↓↓↓

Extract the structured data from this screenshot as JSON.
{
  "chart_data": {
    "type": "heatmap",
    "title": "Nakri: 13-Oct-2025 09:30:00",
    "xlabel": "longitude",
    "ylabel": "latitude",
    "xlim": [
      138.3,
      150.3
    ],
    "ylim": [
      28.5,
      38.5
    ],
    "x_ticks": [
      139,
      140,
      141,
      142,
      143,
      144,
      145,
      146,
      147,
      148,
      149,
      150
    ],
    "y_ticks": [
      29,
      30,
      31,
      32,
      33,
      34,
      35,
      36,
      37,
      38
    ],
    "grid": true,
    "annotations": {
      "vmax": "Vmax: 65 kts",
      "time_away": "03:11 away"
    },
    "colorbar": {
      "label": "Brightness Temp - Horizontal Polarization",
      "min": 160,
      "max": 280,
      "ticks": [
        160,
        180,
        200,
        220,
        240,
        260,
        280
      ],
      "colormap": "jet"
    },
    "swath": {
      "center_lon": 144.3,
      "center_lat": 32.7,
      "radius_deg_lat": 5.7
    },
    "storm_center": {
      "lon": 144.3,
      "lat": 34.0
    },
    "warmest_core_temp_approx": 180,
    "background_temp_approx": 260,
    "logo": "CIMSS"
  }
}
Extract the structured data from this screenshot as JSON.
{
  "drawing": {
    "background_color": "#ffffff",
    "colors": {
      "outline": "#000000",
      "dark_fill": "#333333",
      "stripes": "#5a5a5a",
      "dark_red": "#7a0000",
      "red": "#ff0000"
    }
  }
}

↑↑↑

-- INSTRUCTIONS FOR THE TASK --
Your task is to retype all of the records exactly.

-- THE REPLY --
Extract the structured data from this screenshot as JSON.
{
  "chart_data": {
    "type": "heatmap",
    "title": "Nakri: 13-Oct-2025 09:30:00",
    "xlabel": "longitude",
    "ylabel": "latitude",
    "xlim": [
      138.3,
      150.3
    ],
    "ylim": [
      28.5,
      38.5
    ],
    "x_ticks": [
      139,
      140,
      141,
      142,
      143,
      144,
      145,
      146,
      147,
      148,
      149,
      150
    ],
    "y_ticks": [
      29,
      30,
      31,
      32,
      33,
      34,
      35,
      36,
      37,
      38
    ],
    "grid": true,
    "annotations": {
      "vmax": "Vmax: 65 kts",
      "time_away": "03:11 away"
    },
    "colorbar": {
      "label": "Brightness Temp - Horizontal Polarization",
      "min": 160,
      "max": 280,
      "ticks": [
        160,
        180,
        200,
        220,
        240,
        260,
        280
      ],
      "colormap": "jet"
    },
    "swath": {
      "center_lon": 144.3,
      "center_lat": 32.7,
      "radius_deg_lat": 5.7
    },
    "storm_center": {
      "lon": 144.3,
      "lat": 34.0
    },
    "warmest_core_temp_approx": 180,
    "background_temp_approx": 260,
    "logo": "CIMSS"
  }
}
Extract the structured data from this screenshot as JSON.
{
  "drawing": {
    "background_color": "#ffffff",
    "colors": {
      "outline": "#000000",
      "dark_fill": "#333333",
      "stripes": "#5a5a5a",
      "dark_red": "#7a0000",
      "red": "#ff0000"
    }
  }
}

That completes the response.